# What is asked
Carry none of the pictures over; write out the complete data exactly.

[Data entries]
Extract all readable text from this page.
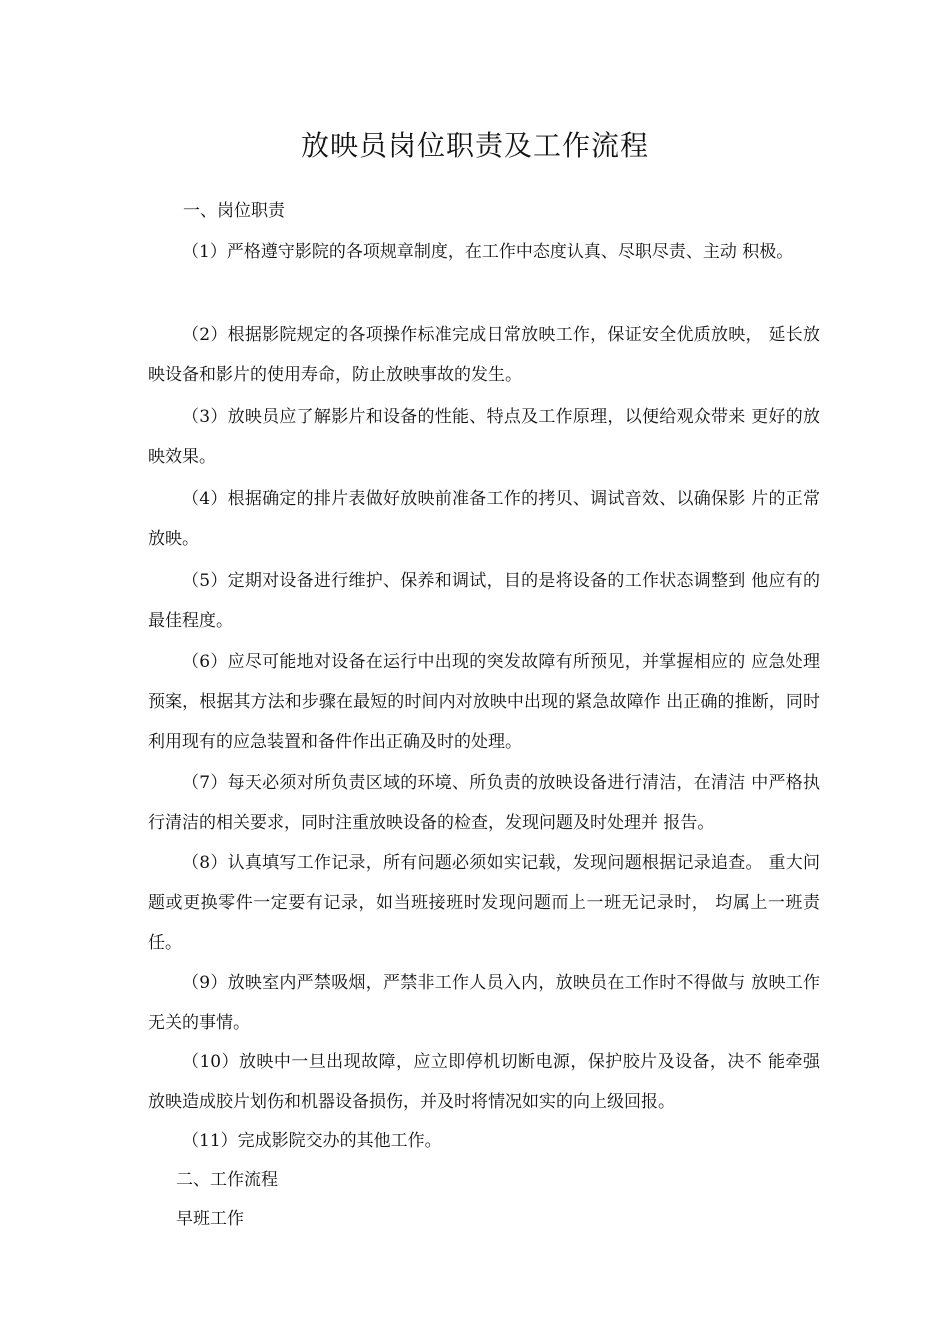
放映员岗位职责及工作流程
一、岗位职责
（1）严格遵守影院的各项规章制度，在工作中态度认真、尽职尽责、主动 积极。
（2）根据影院规定的各项操作标准完成日常放映工作，保证安全优质放映， 延长放映设备和影片的使用寿命，防止放映事故的发生。
（3）放映员应了解影片和设备的性能、特点及工作原理，以便给观众带来 更好的放映效果。
（4）根据确定的排片表做好放映前准备工作的拷贝、调试音效、以确保影 片的正常放映。
（5）定期对设备进行维护、保养和调试，目的是将设备的工作状态调整到 他应有的最佳程度。
（6）应尽可能地对设备在运行中出现的突发故障有所预见，并掌握相应的 应急处理预案，根据其方法和步骤在最短的时间内对放映中出现的紧急故障作 出正确的推断，同时利用现有的应急装置和备件作出正确及时的处理。
（7）每天必须对所负责区域的环境、所负责的放映设备进行清洁，在清洁 中严格执行清洁的相关要求，同时注重放映设备的检查，发现问题及时处理并 报告。
（8）认真填写工作记录，所有问题必须如实记载，发现问题根据记录追查。 重大问题或更换零件一定要有记录，如当班接班时发现问题而上一班无记录时， 均属上一班责任。
（9）放映室内严禁吸烟，严禁非工作人员入内，放映员在工作时不得做与 放映工作无关的事情。
（10）放映中一旦出现故障，应立即停机切断电源，保护胶片及设备，决不 能牵强放映造成胶片划伤和机器设备损伤，并及时将情况如实的向上级回报。
（11）完成影院交办的其他工作。
二、工作流程
早班工作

# Written answer
Extract all readable text from this page.
放映员岗位职责及工作流程
一、岗位职责
（1）严格遵守影院的各项规章制度，在工作中态度认真、尽职尽责、主动 积极。
（2）根据影院规定的各项操作标准完成日常放映工作，保证安全优质放映， 延长放映设备和影片的使用寿命，防止放映事故的发生。
（3）放映员应了解影片和设备的性能、特点及工作原理，以便给观众带来 更好的放映效果。
（4）根据确定的排片表做好放映前准备工作的拷贝、调试音效、以确保影 片的正常放映。
（5）定期对设备进行维护、保养和调试，目的是将设备的工作状态调整到 他应有的最佳程度。
（6）应尽可能地对设备在运行中出现的突发故障有所预见，并掌握相应的 应急处理预案，根据其方法和步骤在最短的时间内对放映中出现的紧急故障作 出正确的推断，同时利用现有的应急装置和备件作出正确及时的处理。
（7）每天必须对所负责区域的环境、所负责的放映设备进行清洁，在清洁 中严格执行清洁的相关要求，同时注重放映设备的检查，发现问题及时处理并 报告。
（8）认真填写工作记录，所有问题必须如实记载，发现问题根据记录追查。 重大问题或更换零件一定要有记录，如当班接班时发现问题而上一班无记录时， 均属上一班责任。
（9）放映室内严禁吸烟，严禁非工作人员入内，放映员在工作时不得做与 放映工作无关的事情。
（10）放映中一旦出现故障，应立即停机切断电源，保护胶片及设备，决不 能牵强放映造成胶片划伤和机器设备损伤，并及时将情况如实的向上级回报。
（11）完成影院交办的其他工作。
二、工作流程
早班工作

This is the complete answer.